- _REQUIREMENT_: Quote each record exactly, please, leaving none out.

* Start *

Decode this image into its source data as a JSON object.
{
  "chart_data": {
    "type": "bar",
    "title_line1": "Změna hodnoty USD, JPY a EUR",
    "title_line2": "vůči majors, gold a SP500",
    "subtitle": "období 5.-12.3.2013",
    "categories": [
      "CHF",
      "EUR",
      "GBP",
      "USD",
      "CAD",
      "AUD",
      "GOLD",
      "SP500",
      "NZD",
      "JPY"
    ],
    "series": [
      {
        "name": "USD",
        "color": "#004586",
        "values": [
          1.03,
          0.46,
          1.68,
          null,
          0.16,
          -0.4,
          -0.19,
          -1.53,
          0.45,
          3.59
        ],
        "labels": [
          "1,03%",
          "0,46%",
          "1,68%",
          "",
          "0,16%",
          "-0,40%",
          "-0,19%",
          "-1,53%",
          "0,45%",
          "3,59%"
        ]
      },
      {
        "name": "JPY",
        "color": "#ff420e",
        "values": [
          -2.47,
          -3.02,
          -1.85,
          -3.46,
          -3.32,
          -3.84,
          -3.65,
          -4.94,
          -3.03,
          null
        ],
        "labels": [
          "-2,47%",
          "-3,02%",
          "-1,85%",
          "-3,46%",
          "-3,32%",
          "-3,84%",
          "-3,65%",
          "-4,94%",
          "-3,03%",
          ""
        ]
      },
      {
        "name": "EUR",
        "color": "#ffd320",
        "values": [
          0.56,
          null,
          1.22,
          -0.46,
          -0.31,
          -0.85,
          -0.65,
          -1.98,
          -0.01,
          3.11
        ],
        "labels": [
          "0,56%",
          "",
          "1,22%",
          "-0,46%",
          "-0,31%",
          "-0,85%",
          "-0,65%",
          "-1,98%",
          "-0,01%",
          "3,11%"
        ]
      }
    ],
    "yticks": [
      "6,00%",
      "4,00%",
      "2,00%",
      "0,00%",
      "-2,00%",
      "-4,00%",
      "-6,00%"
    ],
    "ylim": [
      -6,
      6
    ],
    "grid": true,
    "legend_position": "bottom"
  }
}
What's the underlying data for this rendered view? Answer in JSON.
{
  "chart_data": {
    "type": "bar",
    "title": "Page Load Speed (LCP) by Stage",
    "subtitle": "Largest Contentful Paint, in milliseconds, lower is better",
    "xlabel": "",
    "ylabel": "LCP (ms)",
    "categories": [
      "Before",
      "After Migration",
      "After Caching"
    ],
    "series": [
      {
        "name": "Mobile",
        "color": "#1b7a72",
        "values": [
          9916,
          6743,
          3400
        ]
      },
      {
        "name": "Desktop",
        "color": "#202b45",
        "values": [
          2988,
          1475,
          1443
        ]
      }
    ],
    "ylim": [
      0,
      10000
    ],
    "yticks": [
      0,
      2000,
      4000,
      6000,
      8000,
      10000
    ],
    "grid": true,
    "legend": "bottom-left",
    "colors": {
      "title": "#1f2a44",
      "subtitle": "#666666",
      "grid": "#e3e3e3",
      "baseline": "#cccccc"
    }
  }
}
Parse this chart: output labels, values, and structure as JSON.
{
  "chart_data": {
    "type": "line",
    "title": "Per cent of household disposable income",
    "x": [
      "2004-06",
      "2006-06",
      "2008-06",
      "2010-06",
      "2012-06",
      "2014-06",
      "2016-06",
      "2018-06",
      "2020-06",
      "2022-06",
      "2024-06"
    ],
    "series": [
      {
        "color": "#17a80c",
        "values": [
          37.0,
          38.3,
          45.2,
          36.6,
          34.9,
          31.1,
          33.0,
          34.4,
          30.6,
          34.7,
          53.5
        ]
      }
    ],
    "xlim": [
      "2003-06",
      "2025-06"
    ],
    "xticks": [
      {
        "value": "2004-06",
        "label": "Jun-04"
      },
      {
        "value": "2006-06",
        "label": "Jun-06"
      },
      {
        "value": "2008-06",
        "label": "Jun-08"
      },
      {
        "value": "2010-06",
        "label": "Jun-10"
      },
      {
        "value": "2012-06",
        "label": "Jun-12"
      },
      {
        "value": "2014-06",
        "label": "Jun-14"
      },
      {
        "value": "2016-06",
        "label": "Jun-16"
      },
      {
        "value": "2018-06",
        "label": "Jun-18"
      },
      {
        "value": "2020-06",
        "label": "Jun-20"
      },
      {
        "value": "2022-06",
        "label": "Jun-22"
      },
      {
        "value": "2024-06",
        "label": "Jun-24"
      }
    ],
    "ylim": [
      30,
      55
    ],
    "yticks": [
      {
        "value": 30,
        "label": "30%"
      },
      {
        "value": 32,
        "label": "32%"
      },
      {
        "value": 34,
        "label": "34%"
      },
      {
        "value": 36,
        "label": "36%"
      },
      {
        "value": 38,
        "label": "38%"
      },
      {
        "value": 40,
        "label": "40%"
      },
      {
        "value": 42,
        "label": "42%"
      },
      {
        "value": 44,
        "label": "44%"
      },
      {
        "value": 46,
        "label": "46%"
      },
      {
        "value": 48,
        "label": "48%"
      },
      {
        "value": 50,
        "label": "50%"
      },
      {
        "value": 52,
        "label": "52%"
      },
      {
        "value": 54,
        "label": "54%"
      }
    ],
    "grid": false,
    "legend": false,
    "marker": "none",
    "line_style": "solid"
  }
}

* End *

- _COMPLETE RESPONSE_:
Decode this image into its source data as a JSON object.
{
  "chart_data": {
    "type": "bar",
    "title_line1": "Změna hodnoty USD, JPY a EUR",
    "title_line2": "vůči majors, gold a SP500",
    "subtitle": "období 5.-12.3.2013",
    "categories": [
      "CHF",
      "EUR",
      "GBP",
      "USD",
      "CAD",
      "AUD",
      "GOLD",
      "SP500",
      "NZD",
      "JPY"
    ],
    "series": [
      {
        "name": "USD",
        "color": "#004586",
        "values": [
          1.03,
          0.46,
          1.68,
          null,
          0.16,
          -0.4,
          -0.19,
          -1.53,
          0.45,
          3.59
        ],
        "labels": [
          "1,03%",
          "0,46%",
          "1,68%",
          "",
          "0,16%",
          "-0,40%",
          "-0,19%",
          "-1,53%",
          "0,45%",
          "3,59%"
        ]
      },
      {
        "name": "JPY",
        "color": "#ff420e",
        "values": [
          -2.47,
          -3.02,
          -1.85,
          -3.46,
          -3.32,
          -3.84,
          -3.65,
          -4.94,
          -3.03,
          null
        ],
        "labels": [
          "-2,47%",
          "-3,02%",
          "-1,85%",
          "-3,46%",
          "-3,32%",
          "-3,84%",
          "-3,65%",
          "-4,94%",
          "-3,03%",
          ""
        ]
      },
      {
        "name": "EUR",
        "color": "#ffd320",
        "values": [
          0.56,
          null,
          1.22,
          -0.46,
          -0.31,
          -0.85,
          -0.65,
          -1.98,
          -0.01,
          3.11
        ],
        "labels": [
          "0,56%",
          "",
          "1,22%",
          "-0,46%",
          "-0,31%",
          "-0,85%",
          "-0,65%",
          "-1,98%",
          "-0,01%",
          "3,11%"
        ]
      }
    ],
    "yticks": [
      "6,00%",
      "4,00%",
      "2,00%",
      "0,00%",
      "-2,00%",
      "-4,00%",
      "-6,00%"
    ],
    "ylim": [
      -6,
      6
    ],
    "grid": true,
    "legend_position": "bottom"
  }
}
What's the underlying data for this rendered view? Answer in JSON.
{
  "chart_data": {
    "type": "bar",
    "title": "Page Load Speed (LCP) by Stage",
    "subtitle": "Largest Contentful Paint, in milliseconds, lower is better",
    "xlabel": "",
    "ylabel": "LCP (ms)",
    "categories": [
      "Before",
      "After Migration",
      "After Caching"
    ],
    "series": [
      {
        "name": "Mobile",
        "color": "#1b7a72",
        "values": [
          9916,
          6743,
          3400
        ]
      },
      {
        "name": "Desktop",
        "color": "#202b45",
        "values": [
          2988,
          1475,
          1443
        ]
      }
    ],
    "ylim": [
      0,
      10000
    ],
    "yticks": [
      0,
      2000,
      4000,
      6000,
      8000,
      10000
    ],
    "grid": true,
    "legend": "bottom-left",
    "colors": {
      "title": "#1f2a44",
      "subtitle": "#666666",
      "grid": "#e3e3e3",
      "baseline": "#cccccc"
    }
  }
}
Parse this chart: output labels, values, and structure as JSON.
{
  "chart_data": {
    "type": "line",
    "title": "Per cent of household disposable income",
    "x": [
      "2004-06",
      "2006-06",
      "2008-06",
      "2010-06",
      "2012-06",
      "2014-06",
      "2016-06",
      "2018-06",
      "2020-06",
      "2022-06",
      "2024-06"
    ],
    "series": [
      {
        "color": "#17a80c",
        "values": [
          37.0,
          38.3,
          45.2,
          36.6,
          34.9,
          31.1,
          33.0,
          34.4,
          30.6,
          34.7,
          53.5
        ]
      }
    ],
    "xlim": [
      "2003-06",
      "2025-06"
    ],
    "xticks": [
      {
        "value": "2004-06",
        "label": "Jun-04"
      },
      {
        "value": "2006-06",
        "label": "Jun-06"
      },
      {
        "value": "2008-06",
        "label": "Jun-08"
      },
      {
        "value": "2010-06",
        "label": "Jun-10"
      },
      {
        "value": "2012-06",
        "label": "Jun-12"
      },
      {
        "value": "2014-06",
        "label": "Jun-14"
      },
      {
        "value": "2016-06",
        "label": "Jun-16"
      },
      {
        "value": "2018-06",
        "label": "Jun-18"
      },
      {
        "value": "2020-06",
        "label": "Jun-20"
      },
      {
        "value": "2022-06",
        "label": "Jun-22"
      },
      {
        "value": "2024-06",
        "label": "Jun-24"
      }
    ],
    "ylim": [
      30,
      55
    ],
    "yticks": [
      {
        "value": 30,
        "label": "30%"
      },
      {
        "value": 32,
        "label": "32%"
      },
      {
        "value": 34,
        "label": "34%"
      },
      {
        "value": 36,
        "label": "36%"
      },
      {
        "value": 38,
        "label": "38%"
      },
      {
        "value": 40,
        "label": "40%"
      },
      {
        "value": 42,
        "label": "42%"
      },
      {
        "value": 44,
        "label": "44%"
      },
      {
        "value": 46,
        "label": "46%"
      },
      {
        "value": 48,
        "label": "48%"
      },
      {
        "value": 50,
        "label": "50%"
      },
      {
        "value": 52,
        "label": "52%"
      },
      {
        "value": 54,
        "label": "54%"
      }
    ],
    "grid": false,
    "legend": false,
    "marker": "none",
    "line_style": "solid"
  }
}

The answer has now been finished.